* **WHAT YOU HAVE TO DO**
Return all entries precisely as they stand, without the images.
:: GIVEN RECORDS
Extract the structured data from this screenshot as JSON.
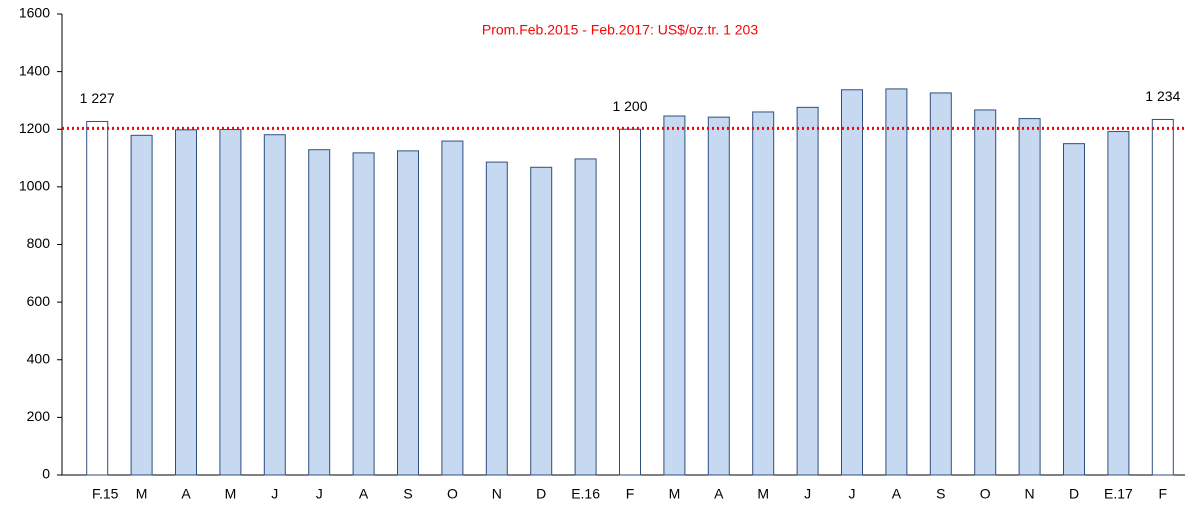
{
  "chart_data": {
    "type": "bar",
    "annotation": "Prom.Feb.2015 - Feb.2017: US$/oz.tr. 1 203",
    "average": 1203,
    "average_color": "#ff0000",
    "categories": [
      "F.15",
      "M",
      "A",
      "M",
      "J",
      "J",
      "A",
      "S",
      "O",
      "N",
      "D",
      "E.16",
      "F",
      "M",
      "A",
      "M",
      "J",
      "J",
      "A",
      "S",
      "O",
      "N",
      "D",
      "E.17",
      "F"
    ],
    "values": [
      1227,
      1179,
      1198,
      1199,
      1181,
      1129,
      1118,
      1125,
      1159,
      1086,
      1068,
      1097,
      1200,
      1246,
      1242,
      1260,
      1276,
      1337,
      1340,
      1326,
      1267,
      1237,
      1150,
      1192,
      1234
    ],
    "value_labels": [
      "1 227",
      null,
      null,
      null,
      null,
      null,
      null,
      null,
      null,
      null,
      null,
      null,
      "1 200",
      null,
      null,
      null,
      null,
      null,
      null,
      null,
      null,
      null,
      null,
      null,
      "1 234"
    ],
    "colors": [
      "#ffffff",
      "#c6d9f1",
      "#c6d9f1",
      "#c6d9f1",
      "#c6d9f1",
      "#c6d9f1",
      "#c6d9f1",
      "#c6d9f1",
      "#c6d9f1",
      "#c6d9f1",
      "#c6d9f1",
      "#c6d9f1",
      "#ffffff",
      "#c6d9f1",
      "#c6d9f1",
      "#c6d9f1",
      "#c6d9f1",
      "#c6d9f1",
      "#c6d9f1",
      "#c6d9f1",
      "#c6d9f1",
      "#c6d9f1",
      "#c6d9f1",
      "#c6d9f1",
      "#ffffff"
    ],
    "ylim": [
      0,
      1600
    ],
    "yticks": [
      0,
      200,
      400,
      600,
      800,
      1000,
      1200,
      1400,
      1600
    ]
  }
}
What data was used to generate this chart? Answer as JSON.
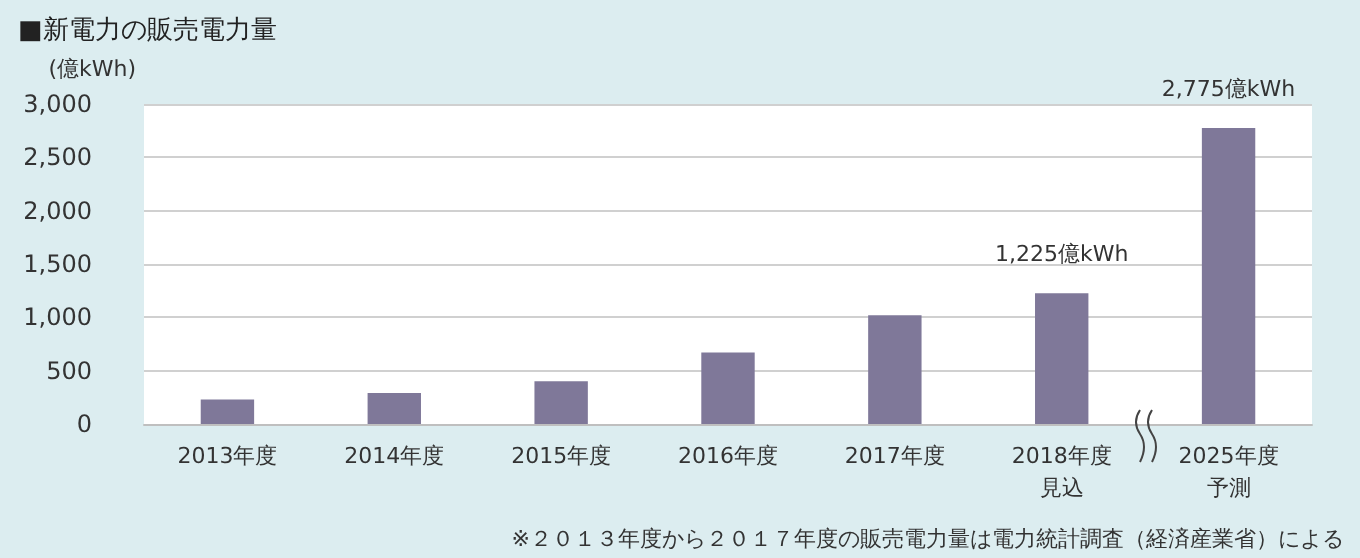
::::
* **RESULT BELOW**
Extract the structured data from this screenshot as JSON.
{
  "chart_data": {
    "type": "bar",
    "annotation": "Prom.Feb.2015 - Feb.2017: US$/oz.tr. 1 203",
    "average": 1203,
    "average_color": "#ff0000",
    "categories": [
      "F.15",
      "M",
      "A",
      "M",
      "J",
      "J",
      "A",
      "S",
      "O",
      "N",
      "D",
      "E.16",
      "F",
      "M",
      "A",
      "M",
      "J",
      "J",
      "A",
      "S",
      "O",
      "N",
      "D",
      "E.17",
      "F"
    ],
    "values": [
      1227,
      1179,
      1198,
      1199,
      1181,
      1129,
      1118,
      1125,
      1159,
      1086,
      1068,
      1097,
      1200,
      1246,
      1242,
      1260,
      1276,
      1337,
      1340,
      1326,
      1267,
      1237,
      1150,
      1192,
      1234
    ],
    "value_labels": [
      "1 227",
      null,
      null,
      null,
      null,
      null,
      null,
      null,
      null,
      null,
      null,
      null,
      "1 200",
      null,
      null,
      null,
      null,
      null,
      null,
      null,
      null,
      null,
      null,
      null,
      "1 234"
    ],
    "colors": [
      "#ffffff",
      "#c6d9f1",
      "#c6d9f1",
      "#c6d9f1",
      "#c6d9f1",
      "#c6d9f1",
      "#c6d9f1",
      "#c6d9f1",
      "#c6d9f1",
      "#c6d9f1",
      "#c6d9f1",
      "#c6d9f1",
      "#ffffff",
      "#c6d9f1",
      "#c6d9f1",
      "#c6d9f1",
      "#c6d9f1",
      "#c6d9f1",
      "#c6d9f1",
      "#c6d9f1",
      "#c6d9f1",
      "#c6d9f1",
      "#c6d9f1",
      "#c6d9f1",
      "#ffffff"
    ],
    "ylim": [
      0,
      1600
    ],
    "yticks": [
      0,
      200,
      400,
      600,
      800,
      1000,
      1200,
      1400,
      1600
    ]
  }
}
What data was used to generate this chart? Answer as JSON.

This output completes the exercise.